Data tied to figure images:
###
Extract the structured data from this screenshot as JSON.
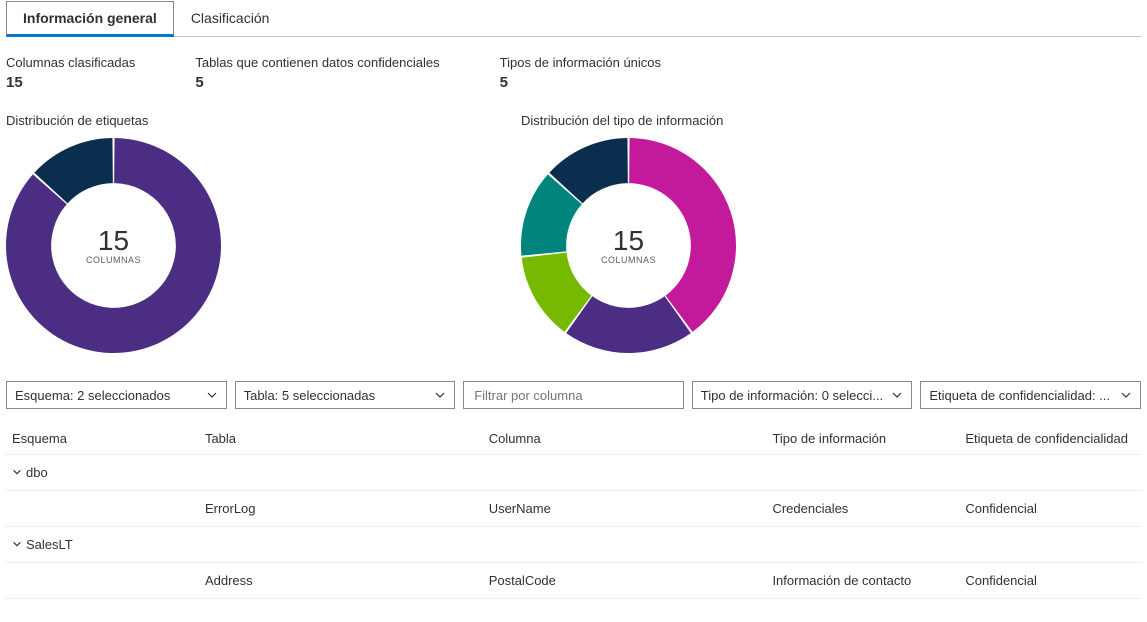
{
  "tabs": {
    "active": "Información general",
    "inactive": "Clasificación"
  },
  "metrics": [
    {
      "label": "Columnas clasificadas",
      "value": "15"
    },
    {
      "label": "Tablas que contienen datos confidenciales",
      "value": "5"
    },
    {
      "label": "Tipos de información únicos",
      "value": "5"
    }
  ],
  "chart1": {
    "title": "Distribución de etiquetas",
    "type": "donut",
    "center_value": "15",
    "center_label": "COLUMNAS",
    "size": 215,
    "inner_radius_ratio": 0.58,
    "background": "#ffffff",
    "slices": [
      {
        "value": 13,
        "color": "#4b2e83"
      },
      {
        "value": 2,
        "color": "#0b2e4f"
      }
    ]
  },
  "chart2": {
    "title": "Distribución del tipo de información",
    "type": "donut",
    "center_value": "15",
    "center_label": "COLUMNAS",
    "size": 215,
    "inner_radius_ratio": 0.58,
    "background": "#ffffff",
    "slices": [
      {
        "value": 6,
        "color": "#c3199b"
      },
      {
        "value": 3,
        "color": "#4b2e83"
      },
      {
        "value": 2,
        "color": "#76b900"
      },
      {
        "value": 2,
        "color": "#00857d"
      },
      {
        "value": 2,
        "color": "#0b2e4f"
      }
    ]
  },
  "filters": {
    "schema": "Esquema: 2 seleccionados",
    "table": "Tabla: 5 seleccionadas",
    "column_placeholder": "Filtrar por columna",
    "infotype": "Tipo de información: 0 selecci...",
    "label": "Etiqueta de confidencialidad: ..."
  },
  "grid": {
    "headers": {
      "schema": "Esquema",
      "table": "Tabla",
      "column": "Columna",
      "infotype": "Tipo de información",
      "label": "Etiqueta de confidencialidad"
    },
    "groups": [
      {
        "name": "dbo",
        "rows": [
          {
            "table": "ErrorLog",
            "column": "UserName",
            "infotype": "Credenciales",
            "label": "Confidencial"
          }
        ]
      },
      {
        "name": "SalesLT",
        "rows": [
          {
            "table": "Address",
            "column": "PostalCode",
            "infotype": "Información de contacto",
            "label": "Confidencial"
          }
        ]
      }
    ]
  }
}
###
▶ What is being asked: Above are records with pictures; repeat the records exactly and leave the pictures out.

▶ Finished task:
Extract the structured data from this screenshot as JSON.
{
  "tabs": {
    "active": "Información general",
    "inactive": "Clasificación"
  },
  "metrics": [
    {
      "label": "Columnas clasificadas",
      "value": "15"
    },
    {
      "label": "Tablas que contienen datos confidenciales",
      "value": "5"
    },
    {
      "label": "Tipos de información únicos",
      "value": "5"
    }
  ],
  "chart1": {
    "title": "Distribución de etiquetas",
    "type": "donut",
    "center_value": "15",
    "center_label": "COLUMNAS",
    "size": 215,
    "inner_radius_ratio": 0.58,
    "background": "#ffffff",
    "slices": [
      {
        "value": 13,
        "color": "#4b2e83"
      },
      {
        "value": 2,
        "color": "#0b2e4f"
      }
    ]
  },
  "chart2": {
    "title": "Distribución del tipo de información",
    "type": "donut",
    "center_value": "15",
    "center_label": "COLUMNAS",
    "size": 215,
    "inner_radius_ratio": 0.58,
    "background": "#ffffff",
    "slices": [
      {
        "value": 6,
        "color": "#c3199b"
      },
      {
        "value": 3,
        "color": "#4b2e83"
      },
      {
        "value": 2,
        "color": "#76b900"
      },
      {
        "value": 2,
        "color": "#00857d"
      },
      {
        "value": 2,
        "color": "#0b2e4f"
      }
    ]
  },
  "filters": {
    "schema": "Esquema: 2 seleccionados",
    "table": "Tabla: 5 seleccionadas",
    "column_placeholder": "Filtrar por columna",
    "infotype": "Tipo de información: 0 selecci...",
    "label": "Etiqueta de confidencialidad: ..."
  },
  "grid": {
    "headers": {
      "schema": "Esquema",
      "table": "Tabla",
      "column": "Columna",
      "infotype": "Tipo de información",
      "label": "Etiqueta de confidencialidad"
    },
    "groups": [
      {
        "name": "dbo",
        "rows": [
          {
            "table": "ErrorLog",
            "column": "UserName",
            "infotype": "Credenciales",
            "label": "Confidencial"
          }
        ]
      },
      {
        "name": "SalesLT",
        "rows": [
          {
            "table": "Address",
            "column": "PostalCode",
            "infotype": "Información de contacto",
            "label": "Confidencial"
          }
        ]
      }
    ]
  }
}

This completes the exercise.